[Dataset entries on figures]

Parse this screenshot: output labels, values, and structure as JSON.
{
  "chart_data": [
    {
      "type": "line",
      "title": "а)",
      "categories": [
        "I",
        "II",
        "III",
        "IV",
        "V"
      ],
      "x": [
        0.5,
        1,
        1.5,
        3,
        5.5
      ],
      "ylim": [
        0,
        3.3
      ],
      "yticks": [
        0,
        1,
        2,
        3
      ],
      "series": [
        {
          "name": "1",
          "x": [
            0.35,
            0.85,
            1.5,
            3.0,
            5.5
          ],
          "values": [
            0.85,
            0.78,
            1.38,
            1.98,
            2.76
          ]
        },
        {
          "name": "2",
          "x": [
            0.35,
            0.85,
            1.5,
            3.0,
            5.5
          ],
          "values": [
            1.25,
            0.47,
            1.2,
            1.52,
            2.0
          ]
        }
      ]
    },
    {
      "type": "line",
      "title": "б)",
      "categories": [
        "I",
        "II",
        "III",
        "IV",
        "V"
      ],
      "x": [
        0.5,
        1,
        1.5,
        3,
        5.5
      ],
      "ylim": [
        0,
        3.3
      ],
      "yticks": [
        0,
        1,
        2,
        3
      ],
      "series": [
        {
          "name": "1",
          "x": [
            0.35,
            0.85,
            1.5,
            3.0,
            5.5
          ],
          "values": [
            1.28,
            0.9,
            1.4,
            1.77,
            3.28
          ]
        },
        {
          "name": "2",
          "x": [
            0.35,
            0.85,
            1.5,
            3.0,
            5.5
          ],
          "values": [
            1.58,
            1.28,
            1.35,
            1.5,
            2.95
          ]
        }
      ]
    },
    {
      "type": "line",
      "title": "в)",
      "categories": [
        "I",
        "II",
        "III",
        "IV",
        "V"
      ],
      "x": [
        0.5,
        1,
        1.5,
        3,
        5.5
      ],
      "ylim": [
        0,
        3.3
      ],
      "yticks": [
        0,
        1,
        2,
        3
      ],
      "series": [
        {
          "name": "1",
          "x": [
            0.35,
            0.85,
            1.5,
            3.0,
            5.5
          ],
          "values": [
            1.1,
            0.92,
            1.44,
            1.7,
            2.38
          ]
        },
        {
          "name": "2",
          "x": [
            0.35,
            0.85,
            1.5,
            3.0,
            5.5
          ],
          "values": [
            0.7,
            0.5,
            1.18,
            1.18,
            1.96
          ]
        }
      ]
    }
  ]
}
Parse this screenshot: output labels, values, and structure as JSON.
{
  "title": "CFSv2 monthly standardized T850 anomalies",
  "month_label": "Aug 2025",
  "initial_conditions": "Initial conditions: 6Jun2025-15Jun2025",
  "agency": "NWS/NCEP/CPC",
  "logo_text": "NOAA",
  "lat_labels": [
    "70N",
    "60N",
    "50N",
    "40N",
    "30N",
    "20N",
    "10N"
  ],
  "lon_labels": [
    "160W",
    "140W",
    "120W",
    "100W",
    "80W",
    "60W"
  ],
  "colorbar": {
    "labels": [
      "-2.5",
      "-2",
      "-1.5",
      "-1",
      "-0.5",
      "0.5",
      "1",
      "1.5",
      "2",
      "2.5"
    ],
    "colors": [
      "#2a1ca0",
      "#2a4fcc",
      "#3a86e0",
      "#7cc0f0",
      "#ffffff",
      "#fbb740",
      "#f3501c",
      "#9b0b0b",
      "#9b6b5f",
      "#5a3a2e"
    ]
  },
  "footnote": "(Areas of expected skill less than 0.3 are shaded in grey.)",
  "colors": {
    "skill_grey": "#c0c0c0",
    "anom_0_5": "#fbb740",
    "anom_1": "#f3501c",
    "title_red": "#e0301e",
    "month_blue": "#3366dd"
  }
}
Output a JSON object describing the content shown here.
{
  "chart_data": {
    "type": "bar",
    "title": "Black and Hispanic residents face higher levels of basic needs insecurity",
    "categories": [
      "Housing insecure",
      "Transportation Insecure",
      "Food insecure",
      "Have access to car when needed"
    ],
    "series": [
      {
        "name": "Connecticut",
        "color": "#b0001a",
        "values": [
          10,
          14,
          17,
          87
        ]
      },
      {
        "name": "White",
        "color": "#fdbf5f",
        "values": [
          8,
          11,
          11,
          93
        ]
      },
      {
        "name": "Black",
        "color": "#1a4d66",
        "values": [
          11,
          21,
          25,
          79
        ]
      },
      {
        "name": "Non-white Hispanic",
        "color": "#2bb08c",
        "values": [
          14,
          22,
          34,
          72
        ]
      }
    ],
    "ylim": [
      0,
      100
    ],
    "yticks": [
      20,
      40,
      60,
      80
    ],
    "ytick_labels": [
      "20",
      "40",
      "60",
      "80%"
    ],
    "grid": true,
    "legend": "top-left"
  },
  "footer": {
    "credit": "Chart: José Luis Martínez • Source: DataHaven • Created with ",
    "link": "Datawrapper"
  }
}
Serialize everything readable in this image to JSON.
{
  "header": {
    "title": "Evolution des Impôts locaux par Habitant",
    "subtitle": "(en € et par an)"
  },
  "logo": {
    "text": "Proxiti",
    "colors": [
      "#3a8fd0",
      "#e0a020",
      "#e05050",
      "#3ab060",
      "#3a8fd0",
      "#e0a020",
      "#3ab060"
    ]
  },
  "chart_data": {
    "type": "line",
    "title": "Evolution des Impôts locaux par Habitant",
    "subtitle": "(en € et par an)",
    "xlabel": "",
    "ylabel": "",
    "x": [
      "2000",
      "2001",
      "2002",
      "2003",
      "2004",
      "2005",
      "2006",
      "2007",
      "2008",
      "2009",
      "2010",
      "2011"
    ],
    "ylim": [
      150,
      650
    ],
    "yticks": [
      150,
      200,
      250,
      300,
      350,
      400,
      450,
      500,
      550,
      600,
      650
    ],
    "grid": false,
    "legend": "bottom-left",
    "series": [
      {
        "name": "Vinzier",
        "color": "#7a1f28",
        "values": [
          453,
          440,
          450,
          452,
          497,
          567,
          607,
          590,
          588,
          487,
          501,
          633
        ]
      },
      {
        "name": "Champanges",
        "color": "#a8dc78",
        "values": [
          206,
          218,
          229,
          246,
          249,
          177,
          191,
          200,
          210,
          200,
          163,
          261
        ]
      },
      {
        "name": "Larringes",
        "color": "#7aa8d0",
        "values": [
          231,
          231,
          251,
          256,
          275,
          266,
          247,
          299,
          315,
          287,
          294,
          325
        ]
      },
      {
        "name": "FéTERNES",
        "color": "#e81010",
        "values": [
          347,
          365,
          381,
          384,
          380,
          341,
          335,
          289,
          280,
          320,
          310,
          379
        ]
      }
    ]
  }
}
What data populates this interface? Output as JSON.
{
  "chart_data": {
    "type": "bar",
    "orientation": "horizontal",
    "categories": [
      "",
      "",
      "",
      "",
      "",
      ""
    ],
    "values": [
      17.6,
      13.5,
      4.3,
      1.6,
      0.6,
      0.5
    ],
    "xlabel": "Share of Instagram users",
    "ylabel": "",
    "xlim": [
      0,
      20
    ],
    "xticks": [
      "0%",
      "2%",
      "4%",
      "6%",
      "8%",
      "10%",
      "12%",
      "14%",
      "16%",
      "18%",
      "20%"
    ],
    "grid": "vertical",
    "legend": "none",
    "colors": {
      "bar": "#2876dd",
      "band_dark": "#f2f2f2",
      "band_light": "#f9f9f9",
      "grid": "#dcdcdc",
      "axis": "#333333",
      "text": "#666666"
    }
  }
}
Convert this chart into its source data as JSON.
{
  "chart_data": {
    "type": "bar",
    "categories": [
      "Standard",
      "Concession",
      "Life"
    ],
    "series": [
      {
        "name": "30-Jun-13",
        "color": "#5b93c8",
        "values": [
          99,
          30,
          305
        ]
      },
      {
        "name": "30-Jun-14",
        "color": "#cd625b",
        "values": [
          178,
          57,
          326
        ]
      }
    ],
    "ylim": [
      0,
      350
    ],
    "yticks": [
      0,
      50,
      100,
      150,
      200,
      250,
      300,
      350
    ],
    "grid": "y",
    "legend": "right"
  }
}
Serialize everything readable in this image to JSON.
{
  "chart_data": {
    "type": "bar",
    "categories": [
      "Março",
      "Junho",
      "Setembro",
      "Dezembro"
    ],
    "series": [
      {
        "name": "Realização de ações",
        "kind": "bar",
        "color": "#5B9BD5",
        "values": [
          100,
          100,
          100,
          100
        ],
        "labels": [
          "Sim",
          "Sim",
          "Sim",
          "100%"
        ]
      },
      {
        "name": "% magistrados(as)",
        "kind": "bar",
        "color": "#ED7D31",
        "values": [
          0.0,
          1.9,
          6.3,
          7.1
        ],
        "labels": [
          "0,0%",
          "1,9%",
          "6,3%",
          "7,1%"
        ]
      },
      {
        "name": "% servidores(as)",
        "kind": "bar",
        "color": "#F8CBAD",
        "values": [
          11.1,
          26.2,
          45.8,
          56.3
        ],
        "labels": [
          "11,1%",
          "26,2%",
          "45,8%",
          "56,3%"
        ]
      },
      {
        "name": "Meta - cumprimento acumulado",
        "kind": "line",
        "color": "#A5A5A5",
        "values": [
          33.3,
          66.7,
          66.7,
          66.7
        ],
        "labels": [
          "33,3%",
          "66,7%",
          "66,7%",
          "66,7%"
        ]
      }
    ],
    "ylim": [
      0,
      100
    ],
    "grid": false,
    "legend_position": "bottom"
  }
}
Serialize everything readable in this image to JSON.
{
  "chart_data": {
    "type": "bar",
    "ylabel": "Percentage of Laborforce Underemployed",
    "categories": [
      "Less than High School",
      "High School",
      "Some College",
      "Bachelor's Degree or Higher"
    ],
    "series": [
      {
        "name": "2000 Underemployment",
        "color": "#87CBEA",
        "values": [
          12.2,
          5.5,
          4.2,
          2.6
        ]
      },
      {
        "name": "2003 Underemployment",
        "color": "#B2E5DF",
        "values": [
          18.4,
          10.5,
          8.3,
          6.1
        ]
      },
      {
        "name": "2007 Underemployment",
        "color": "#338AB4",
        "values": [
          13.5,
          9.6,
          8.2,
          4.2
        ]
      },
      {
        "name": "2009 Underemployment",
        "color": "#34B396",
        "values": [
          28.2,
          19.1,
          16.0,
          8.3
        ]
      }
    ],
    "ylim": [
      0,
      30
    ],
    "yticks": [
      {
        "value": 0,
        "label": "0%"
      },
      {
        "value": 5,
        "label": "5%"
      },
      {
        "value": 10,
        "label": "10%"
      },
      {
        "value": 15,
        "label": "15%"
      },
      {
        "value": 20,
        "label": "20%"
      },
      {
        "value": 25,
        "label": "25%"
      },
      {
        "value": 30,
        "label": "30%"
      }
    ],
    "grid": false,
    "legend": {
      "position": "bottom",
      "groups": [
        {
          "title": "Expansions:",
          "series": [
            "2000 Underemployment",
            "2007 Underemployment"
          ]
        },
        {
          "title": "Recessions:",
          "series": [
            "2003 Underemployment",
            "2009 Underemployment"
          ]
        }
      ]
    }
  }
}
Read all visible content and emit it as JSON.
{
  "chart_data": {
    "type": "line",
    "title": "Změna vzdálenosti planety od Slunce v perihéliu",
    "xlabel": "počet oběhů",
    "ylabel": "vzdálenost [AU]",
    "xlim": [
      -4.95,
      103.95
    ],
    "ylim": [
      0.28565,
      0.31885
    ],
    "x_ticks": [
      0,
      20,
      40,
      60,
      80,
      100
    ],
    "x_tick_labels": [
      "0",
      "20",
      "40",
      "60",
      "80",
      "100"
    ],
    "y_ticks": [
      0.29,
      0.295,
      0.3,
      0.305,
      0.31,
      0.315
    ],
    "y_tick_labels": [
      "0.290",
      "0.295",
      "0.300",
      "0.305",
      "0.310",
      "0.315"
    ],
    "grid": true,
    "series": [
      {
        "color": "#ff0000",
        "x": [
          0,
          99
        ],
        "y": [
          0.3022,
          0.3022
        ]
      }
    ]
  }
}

# [Requirements]
Scan the material above. Return every line containing the string "xlabel".

# [Result for this exercise]
    "xlabel": "",
    "xlabel": "Share of Instagram users",
    "xlabel": "počet oběhů",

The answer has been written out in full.